[Start of RECORDS]

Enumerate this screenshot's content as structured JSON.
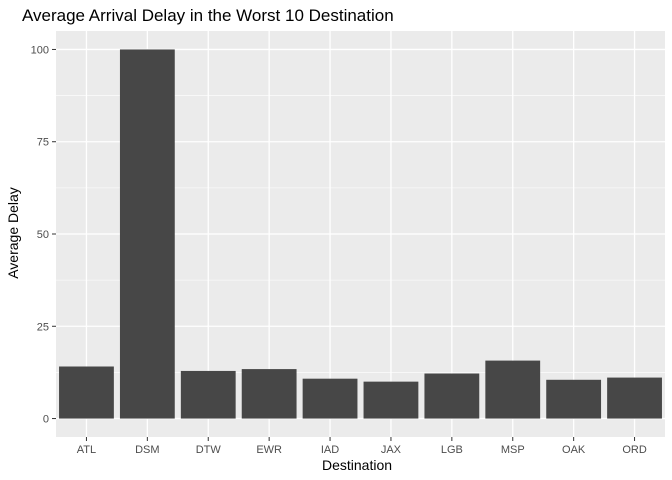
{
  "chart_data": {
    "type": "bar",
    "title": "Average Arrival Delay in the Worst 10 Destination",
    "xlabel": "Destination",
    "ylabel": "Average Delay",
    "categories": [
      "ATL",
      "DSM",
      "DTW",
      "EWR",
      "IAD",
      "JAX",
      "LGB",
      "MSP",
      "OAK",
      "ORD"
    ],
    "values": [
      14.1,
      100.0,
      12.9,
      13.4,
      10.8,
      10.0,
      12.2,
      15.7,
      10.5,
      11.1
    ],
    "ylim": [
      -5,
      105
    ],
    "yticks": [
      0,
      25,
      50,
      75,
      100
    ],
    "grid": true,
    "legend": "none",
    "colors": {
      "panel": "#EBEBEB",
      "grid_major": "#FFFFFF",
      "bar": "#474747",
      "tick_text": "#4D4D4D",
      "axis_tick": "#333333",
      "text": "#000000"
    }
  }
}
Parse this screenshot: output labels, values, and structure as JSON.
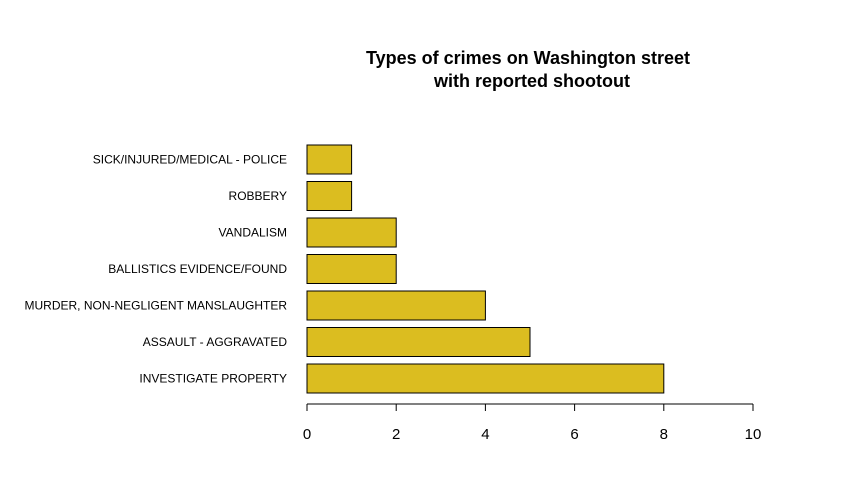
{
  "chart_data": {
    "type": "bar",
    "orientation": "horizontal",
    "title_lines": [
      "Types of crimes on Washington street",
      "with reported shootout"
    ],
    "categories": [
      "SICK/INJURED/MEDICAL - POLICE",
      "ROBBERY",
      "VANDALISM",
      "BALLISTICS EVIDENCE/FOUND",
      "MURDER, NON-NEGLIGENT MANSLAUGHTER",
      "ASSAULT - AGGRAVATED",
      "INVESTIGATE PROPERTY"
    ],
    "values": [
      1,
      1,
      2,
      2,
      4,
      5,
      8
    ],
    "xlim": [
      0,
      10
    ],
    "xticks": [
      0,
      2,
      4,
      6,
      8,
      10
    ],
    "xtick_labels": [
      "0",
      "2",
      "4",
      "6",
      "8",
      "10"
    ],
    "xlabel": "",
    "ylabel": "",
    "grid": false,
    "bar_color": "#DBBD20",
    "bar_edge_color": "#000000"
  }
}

[End of RECORDS]
[Start of RECORDS]

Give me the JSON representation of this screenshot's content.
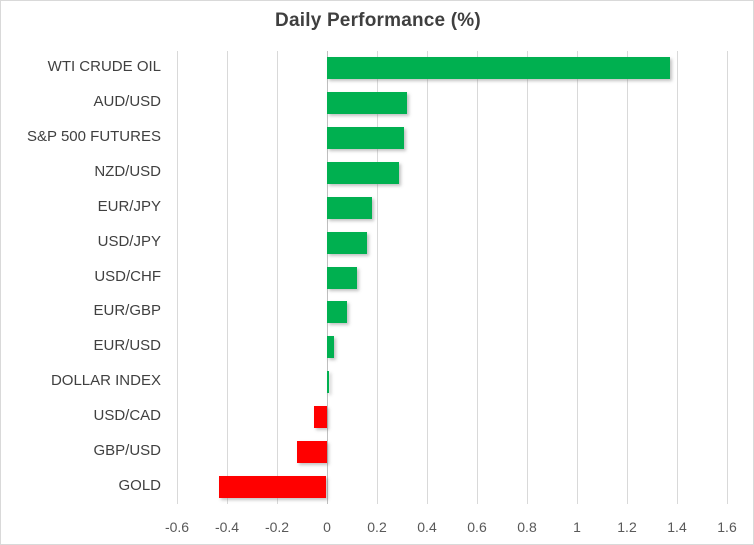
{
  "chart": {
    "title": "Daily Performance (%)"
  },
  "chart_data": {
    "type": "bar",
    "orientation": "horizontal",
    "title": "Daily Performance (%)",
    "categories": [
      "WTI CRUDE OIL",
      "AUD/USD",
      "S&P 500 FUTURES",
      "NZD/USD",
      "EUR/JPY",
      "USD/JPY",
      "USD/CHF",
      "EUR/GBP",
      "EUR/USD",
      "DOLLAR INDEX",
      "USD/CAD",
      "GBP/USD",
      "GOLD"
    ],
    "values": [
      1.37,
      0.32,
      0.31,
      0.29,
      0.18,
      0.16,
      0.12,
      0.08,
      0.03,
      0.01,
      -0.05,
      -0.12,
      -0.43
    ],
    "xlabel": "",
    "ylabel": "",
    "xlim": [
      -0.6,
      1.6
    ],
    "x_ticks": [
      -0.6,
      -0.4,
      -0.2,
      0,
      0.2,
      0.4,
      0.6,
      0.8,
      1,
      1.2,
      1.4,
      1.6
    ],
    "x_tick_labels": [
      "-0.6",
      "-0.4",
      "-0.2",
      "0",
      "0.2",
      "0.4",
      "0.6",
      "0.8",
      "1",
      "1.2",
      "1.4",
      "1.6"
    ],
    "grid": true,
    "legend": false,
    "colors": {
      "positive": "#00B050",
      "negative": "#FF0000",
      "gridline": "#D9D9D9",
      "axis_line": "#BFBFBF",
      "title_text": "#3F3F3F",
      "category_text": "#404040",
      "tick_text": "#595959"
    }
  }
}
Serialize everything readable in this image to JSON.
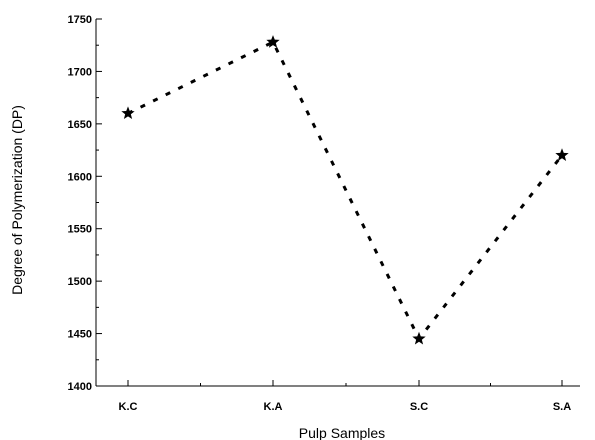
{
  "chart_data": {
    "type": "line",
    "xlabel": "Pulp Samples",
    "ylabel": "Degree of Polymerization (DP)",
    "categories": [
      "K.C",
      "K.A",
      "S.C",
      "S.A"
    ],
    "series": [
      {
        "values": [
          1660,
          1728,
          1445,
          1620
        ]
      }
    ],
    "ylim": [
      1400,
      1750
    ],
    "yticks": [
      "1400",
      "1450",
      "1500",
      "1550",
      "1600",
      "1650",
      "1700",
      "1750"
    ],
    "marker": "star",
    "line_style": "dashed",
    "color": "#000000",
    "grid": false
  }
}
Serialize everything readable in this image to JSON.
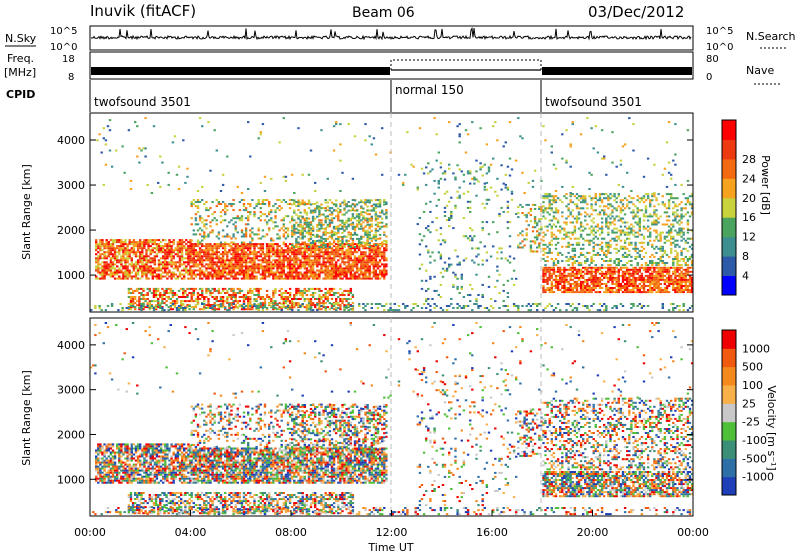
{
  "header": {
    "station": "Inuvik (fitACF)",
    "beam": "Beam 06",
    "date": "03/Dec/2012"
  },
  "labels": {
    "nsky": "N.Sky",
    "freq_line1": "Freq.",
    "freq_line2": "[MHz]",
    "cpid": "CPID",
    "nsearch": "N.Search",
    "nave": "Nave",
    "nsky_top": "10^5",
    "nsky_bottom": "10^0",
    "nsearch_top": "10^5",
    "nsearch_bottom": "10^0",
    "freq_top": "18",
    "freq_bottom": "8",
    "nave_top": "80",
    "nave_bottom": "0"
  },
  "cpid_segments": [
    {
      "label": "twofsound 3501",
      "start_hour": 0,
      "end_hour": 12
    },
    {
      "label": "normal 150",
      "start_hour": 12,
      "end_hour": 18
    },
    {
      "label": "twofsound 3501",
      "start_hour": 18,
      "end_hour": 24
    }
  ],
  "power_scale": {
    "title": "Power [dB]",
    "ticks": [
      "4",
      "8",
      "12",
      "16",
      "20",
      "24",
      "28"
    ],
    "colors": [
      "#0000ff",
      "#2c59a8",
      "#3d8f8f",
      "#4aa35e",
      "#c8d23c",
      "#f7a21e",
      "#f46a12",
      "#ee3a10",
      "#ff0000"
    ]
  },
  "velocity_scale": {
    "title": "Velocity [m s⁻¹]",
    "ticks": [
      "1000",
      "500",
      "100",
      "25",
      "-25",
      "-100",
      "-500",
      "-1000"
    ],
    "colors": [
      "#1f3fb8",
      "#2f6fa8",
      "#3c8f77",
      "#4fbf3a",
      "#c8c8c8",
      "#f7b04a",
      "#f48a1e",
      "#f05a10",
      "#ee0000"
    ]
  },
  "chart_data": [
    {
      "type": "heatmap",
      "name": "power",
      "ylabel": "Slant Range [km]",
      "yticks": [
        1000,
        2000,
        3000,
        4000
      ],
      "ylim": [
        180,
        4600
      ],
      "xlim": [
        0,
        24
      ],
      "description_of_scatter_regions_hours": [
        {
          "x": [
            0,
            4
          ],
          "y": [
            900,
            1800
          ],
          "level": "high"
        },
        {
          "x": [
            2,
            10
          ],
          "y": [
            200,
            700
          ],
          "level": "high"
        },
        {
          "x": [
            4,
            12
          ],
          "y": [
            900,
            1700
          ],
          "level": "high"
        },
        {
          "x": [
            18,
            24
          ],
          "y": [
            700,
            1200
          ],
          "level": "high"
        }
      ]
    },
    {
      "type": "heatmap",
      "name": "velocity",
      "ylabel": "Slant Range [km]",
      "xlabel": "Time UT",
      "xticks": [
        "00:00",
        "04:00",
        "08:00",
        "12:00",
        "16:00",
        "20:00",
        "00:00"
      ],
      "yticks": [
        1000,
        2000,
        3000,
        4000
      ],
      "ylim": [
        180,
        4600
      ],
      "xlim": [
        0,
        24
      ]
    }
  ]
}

[End of RECORDS]

GOAL OF THE EXERCISE - Pull every line containing the word "this" out of the material.

RESPONSE -
Enumerate this screenshot's content as structured JSON.
Parse this screenshot: output labels, values, and structure as JSON.
Give me the JSON representation of this screenshot's content.
Serialize everything readable in this image to JSON.
Serialize everything readable in this image to JSON.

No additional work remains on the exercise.